Required actions.
(a) Name every sprite action flag that the sprite-handling text says the update method checks for.
(b) Duplicate the sprite-handling text between "The update method" and "Swap velocities (bounce)", inclusive.
(c) According to the sprite-handling text, why does the testCollision loop skip the sprite that was passed in as the test parameter?

Text section.
The update method iterates through the sprites, calling Sprite's update method on each one. It then checks for the various sprite action flags returned by the call to update. If the SA_ADDSPRITE flag is set, the addSprite method is called on the sprite and the returned sprite is added to the list. If the SA_RESTOREPOS flag is set, the sprite position is set to the position of the sprite prior to being updated. If the SA_KILL flag is set, the sprite is removed from the sprite list. Finally, testCollision is called to see whether a collision has occurred between sprites. You get the whole scoop on testCollision in this section. If a collision has occurred, the old position of the collided sprite is restored and the collision method is called.

The collision method is used to handle collisions between two sprites:

protected boolean collision(int i, int iHit) {
  // Swap velocities (bounce)
  Sprite s = (Sprite)elementAt(i);
  Sprite sHit = (Sprite)elementAt(iHit);
  Point swap = s.getVelocity();
  s.setVelocity(sHit.getVelocity());
  sHit.setVelocity(swap);
  return true;
}

The collision method is responsible for handling any actions that result from a collision between sprites. The action in this case is to simply swap the velocities of the collided Sprite objects, which results in a bouncing effect. This method is where you provide specific collision actions in derived sprites. For example, in a space game, you might want alien sprites to explode upon collision with a meteor sprite.

The testCollision method is used to test for collisions between a sprite and the rest of the sprites in the sprite list:

protected int testCollision(Sprite test) {
  // Check for collision with other sprites
  Sprite  s;
  for (int i = 0; i < size(); i++)
  {
    s = (Sprite)elementAt(i);
    if (s == test)  // don't check itself
      continue;
    if (test.testCollision(s))
      return i;
  }
  return -1;
}

The sprite to be tested is passed in the test parameter. The sprites are then iterated through and the testCollision method in Sprite is called for each. Notice that testCollision isn't called on the test sprite if the iteration refers to the same sprite. To understand the significance of this code, consider the effect of passing testCollision the same sprite on which the method is being called; you would be checking to see whether a sprite was colliding with itself, which would always return true. If a collision is detected, the Sprite object that has been hit is returned from testCollision.

The draw method handles drawing the background, as well as drawing all the sprites:

public void draw(Graphics g) {
  // Draw the background
  background.draw(g);

  // Iterate through sprites, drawing each
  for (int i = 0; i < size(); i++)
    ((Sprite)elementAt(i)).draw(g);
}

The background is drawn with a simple call to the draw method of the Background object. The sprites are then drawn by iterating through the sprite list and calling the draw method for each.

Given entries.
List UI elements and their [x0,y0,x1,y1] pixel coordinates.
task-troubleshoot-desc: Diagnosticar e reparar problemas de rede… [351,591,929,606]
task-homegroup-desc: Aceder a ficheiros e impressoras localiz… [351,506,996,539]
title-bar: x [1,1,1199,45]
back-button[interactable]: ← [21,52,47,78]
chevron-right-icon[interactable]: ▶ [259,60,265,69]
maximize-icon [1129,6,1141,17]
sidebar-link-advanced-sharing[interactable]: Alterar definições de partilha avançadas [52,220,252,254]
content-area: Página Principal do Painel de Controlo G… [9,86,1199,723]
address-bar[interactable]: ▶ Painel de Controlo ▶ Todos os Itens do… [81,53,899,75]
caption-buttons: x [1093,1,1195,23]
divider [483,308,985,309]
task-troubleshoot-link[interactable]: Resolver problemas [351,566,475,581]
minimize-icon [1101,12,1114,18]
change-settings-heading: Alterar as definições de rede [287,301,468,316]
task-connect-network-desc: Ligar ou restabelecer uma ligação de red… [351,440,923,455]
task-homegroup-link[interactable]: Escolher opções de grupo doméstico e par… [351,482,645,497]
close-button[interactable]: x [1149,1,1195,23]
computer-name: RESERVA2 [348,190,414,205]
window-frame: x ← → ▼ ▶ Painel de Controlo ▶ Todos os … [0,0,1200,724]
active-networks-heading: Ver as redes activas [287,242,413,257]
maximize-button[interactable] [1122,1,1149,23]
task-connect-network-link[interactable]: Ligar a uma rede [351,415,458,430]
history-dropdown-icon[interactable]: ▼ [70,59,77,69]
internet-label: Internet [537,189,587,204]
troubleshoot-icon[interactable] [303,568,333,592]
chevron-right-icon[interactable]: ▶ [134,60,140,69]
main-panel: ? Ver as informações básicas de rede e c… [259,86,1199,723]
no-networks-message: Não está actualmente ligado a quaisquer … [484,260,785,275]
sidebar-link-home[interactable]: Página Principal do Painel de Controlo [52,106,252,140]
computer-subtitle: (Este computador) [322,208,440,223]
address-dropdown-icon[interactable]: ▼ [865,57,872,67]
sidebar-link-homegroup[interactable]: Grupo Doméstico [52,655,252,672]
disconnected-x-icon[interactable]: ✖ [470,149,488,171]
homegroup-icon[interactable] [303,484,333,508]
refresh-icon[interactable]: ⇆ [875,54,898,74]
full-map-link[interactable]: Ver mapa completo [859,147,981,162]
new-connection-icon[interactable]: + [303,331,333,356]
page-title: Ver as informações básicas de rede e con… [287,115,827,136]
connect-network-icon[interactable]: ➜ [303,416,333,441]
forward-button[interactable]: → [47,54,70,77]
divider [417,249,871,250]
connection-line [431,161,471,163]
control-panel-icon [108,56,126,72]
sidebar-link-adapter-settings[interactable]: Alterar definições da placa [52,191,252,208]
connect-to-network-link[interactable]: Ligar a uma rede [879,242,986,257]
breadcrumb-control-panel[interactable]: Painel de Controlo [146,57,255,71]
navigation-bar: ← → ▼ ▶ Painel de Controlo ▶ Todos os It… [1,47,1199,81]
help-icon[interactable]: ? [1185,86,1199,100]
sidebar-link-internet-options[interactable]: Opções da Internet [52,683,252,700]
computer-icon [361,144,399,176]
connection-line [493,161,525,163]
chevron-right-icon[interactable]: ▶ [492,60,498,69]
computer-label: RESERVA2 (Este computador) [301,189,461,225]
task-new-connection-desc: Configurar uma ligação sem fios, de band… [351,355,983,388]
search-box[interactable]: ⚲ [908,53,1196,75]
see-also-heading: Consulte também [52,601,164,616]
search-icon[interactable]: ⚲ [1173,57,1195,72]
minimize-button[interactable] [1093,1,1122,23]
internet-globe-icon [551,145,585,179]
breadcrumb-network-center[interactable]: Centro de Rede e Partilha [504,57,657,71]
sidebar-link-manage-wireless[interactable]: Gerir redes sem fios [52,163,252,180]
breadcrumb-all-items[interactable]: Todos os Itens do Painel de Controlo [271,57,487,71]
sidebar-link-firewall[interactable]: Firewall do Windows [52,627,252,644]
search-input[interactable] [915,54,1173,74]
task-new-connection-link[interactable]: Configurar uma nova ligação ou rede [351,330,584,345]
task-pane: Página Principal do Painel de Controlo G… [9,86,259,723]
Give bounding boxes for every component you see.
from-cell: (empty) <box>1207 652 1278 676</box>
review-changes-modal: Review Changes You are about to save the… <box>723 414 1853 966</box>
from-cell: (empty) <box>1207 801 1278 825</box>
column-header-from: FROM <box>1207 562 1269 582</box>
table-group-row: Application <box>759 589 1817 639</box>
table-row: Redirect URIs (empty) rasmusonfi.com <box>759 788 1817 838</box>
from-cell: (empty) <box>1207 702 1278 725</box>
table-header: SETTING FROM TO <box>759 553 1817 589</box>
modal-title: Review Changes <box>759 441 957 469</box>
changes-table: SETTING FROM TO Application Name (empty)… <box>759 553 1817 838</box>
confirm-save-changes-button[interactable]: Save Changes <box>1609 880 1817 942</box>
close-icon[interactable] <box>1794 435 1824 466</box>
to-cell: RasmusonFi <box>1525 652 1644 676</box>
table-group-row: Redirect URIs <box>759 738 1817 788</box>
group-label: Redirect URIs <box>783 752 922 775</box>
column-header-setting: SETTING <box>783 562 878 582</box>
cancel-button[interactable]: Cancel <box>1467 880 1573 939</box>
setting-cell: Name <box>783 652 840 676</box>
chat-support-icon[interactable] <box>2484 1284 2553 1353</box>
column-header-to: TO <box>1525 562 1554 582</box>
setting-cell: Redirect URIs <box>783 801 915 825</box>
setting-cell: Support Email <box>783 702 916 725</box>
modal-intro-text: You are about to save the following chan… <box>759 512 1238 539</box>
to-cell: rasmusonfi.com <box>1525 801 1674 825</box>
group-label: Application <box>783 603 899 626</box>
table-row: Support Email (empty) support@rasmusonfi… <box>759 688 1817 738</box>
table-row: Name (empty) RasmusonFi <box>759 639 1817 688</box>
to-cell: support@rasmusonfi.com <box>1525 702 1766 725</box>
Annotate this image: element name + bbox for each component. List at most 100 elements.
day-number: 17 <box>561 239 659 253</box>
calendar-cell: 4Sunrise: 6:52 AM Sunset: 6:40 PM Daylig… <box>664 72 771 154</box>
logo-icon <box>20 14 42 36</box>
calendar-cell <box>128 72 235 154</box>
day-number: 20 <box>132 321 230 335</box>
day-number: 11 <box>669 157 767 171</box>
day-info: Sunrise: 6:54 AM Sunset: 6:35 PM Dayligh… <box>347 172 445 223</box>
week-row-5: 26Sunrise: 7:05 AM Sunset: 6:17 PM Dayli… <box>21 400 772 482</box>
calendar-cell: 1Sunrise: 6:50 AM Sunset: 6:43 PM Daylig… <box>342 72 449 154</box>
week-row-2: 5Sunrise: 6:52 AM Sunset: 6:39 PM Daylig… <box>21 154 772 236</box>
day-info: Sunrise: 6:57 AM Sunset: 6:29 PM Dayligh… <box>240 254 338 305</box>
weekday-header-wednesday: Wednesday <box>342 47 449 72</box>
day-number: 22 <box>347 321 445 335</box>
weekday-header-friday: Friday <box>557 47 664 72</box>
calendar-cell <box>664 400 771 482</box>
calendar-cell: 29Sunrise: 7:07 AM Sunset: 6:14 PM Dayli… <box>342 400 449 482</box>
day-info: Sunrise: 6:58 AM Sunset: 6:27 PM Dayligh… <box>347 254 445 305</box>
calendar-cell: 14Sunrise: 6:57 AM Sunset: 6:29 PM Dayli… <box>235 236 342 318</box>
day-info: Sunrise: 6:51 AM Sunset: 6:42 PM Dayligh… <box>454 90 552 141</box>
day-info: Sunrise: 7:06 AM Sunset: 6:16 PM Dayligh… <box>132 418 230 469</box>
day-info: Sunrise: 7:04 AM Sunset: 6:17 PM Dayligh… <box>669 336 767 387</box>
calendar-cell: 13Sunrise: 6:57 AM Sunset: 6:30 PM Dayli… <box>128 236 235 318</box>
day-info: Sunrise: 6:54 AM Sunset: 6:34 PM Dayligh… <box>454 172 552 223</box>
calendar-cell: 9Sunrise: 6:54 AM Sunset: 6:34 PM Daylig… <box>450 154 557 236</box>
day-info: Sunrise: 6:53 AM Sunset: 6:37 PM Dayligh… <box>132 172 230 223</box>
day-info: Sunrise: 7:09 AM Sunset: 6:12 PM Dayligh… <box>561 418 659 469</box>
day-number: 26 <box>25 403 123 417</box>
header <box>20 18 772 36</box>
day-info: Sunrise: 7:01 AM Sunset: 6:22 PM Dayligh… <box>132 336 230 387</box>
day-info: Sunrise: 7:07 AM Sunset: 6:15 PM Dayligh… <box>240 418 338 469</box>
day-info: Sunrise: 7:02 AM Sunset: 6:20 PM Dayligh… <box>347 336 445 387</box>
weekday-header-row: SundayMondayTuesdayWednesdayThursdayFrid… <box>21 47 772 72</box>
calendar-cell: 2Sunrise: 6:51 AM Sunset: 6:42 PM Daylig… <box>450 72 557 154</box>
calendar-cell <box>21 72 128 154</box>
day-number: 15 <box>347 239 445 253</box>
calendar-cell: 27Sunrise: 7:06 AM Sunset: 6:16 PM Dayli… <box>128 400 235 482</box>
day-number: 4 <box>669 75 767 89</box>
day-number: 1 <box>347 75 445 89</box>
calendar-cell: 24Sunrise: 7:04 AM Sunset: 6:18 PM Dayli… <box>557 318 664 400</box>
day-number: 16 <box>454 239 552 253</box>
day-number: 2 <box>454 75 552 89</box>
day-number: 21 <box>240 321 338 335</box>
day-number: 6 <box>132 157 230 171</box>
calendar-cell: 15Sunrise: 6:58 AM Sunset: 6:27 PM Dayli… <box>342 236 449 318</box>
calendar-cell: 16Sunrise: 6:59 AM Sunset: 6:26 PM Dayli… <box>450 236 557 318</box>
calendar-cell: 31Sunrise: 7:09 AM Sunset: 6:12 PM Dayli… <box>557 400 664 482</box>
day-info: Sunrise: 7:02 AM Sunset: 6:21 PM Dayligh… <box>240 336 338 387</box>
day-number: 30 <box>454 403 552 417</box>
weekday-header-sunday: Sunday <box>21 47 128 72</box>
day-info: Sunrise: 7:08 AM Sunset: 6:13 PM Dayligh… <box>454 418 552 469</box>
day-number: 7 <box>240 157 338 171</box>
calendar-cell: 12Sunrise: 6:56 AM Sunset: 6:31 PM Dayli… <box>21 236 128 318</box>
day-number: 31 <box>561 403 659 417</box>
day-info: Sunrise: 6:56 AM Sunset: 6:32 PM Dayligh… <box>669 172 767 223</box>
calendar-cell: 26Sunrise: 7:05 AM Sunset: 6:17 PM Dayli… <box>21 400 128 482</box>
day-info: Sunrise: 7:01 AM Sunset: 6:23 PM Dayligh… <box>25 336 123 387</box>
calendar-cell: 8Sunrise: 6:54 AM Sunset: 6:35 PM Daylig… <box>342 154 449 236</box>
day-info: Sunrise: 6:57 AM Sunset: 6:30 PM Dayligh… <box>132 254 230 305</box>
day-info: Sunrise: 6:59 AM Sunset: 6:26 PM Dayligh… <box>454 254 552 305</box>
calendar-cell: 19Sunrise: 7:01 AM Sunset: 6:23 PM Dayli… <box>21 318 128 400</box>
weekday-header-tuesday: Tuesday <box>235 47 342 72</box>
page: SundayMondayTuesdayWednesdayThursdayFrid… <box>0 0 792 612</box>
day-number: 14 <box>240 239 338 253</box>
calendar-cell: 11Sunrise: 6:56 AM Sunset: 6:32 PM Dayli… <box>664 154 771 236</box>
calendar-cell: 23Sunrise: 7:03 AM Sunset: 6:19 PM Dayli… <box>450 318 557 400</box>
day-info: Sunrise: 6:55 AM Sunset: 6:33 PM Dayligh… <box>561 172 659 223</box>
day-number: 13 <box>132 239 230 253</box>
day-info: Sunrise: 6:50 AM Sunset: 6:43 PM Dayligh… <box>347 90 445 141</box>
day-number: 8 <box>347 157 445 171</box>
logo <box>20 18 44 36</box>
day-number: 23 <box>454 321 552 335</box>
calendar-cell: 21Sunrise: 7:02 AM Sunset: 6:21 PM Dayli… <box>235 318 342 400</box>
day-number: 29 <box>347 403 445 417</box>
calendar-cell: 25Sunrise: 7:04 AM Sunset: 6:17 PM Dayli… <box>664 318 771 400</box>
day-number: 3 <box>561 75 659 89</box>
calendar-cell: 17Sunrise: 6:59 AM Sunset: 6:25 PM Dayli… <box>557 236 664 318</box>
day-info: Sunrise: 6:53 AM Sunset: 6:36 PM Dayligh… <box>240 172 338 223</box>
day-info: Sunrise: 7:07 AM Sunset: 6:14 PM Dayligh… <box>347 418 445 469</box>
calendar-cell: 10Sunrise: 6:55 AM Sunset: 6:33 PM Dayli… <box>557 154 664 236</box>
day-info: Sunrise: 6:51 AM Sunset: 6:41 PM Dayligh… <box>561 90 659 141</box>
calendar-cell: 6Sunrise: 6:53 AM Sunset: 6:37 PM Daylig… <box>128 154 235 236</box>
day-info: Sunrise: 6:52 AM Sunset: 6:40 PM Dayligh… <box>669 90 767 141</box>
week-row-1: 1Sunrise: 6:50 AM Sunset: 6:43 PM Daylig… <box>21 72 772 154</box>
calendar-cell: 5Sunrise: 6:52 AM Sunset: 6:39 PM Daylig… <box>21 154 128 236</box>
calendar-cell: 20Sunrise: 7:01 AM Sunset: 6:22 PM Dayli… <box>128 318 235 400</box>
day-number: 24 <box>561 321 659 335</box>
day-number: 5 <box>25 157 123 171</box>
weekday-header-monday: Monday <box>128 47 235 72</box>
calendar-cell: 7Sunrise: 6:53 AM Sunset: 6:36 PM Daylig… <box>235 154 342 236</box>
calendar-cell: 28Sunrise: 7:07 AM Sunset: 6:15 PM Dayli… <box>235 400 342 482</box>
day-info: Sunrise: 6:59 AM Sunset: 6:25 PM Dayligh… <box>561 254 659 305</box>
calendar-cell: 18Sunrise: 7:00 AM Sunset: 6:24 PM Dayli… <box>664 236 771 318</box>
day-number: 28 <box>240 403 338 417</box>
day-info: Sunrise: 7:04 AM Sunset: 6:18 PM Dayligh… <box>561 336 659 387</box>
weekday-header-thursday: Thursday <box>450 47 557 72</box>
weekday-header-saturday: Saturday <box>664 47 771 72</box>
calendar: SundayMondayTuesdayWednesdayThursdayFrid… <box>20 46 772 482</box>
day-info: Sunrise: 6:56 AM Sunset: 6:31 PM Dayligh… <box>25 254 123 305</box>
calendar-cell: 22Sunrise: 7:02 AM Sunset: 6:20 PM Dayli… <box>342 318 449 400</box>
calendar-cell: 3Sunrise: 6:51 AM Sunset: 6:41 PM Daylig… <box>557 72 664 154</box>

Expected outputs.
(a) SA_ADDSPRITE, SA_RESTOREPOS, SA_KILL

(b)
The update method iterates through the sprites, calling Sprite's update method on each one. It then checks for the various sprite action flags returned by the call to update. If the SA_ADDSPRITE flag is set, the addSprite method is called on the sprite and the returned sprite is added to the list. If the SA_RESTOREPOS flag is set, the sprite position is set to the position of the sprite prior to being updated. If the SA_KILL flag is set, the sprite is removed from the sprite list. Finally, testCollision is called to see whether a collision has occurred between sprites. You get the whole scoop on testCollision in this section. If a collision has occurred, the old position of the collided sprite is restored and the collision method is called.

The collision method is used to handle collisions between two sprites:

protected boolean collision(int i, int iHit) {
  // Swap velocities (bounce)

(c) If the test sprite were checked, the method would be testing whether that sprite collides with itself. That check would always return true.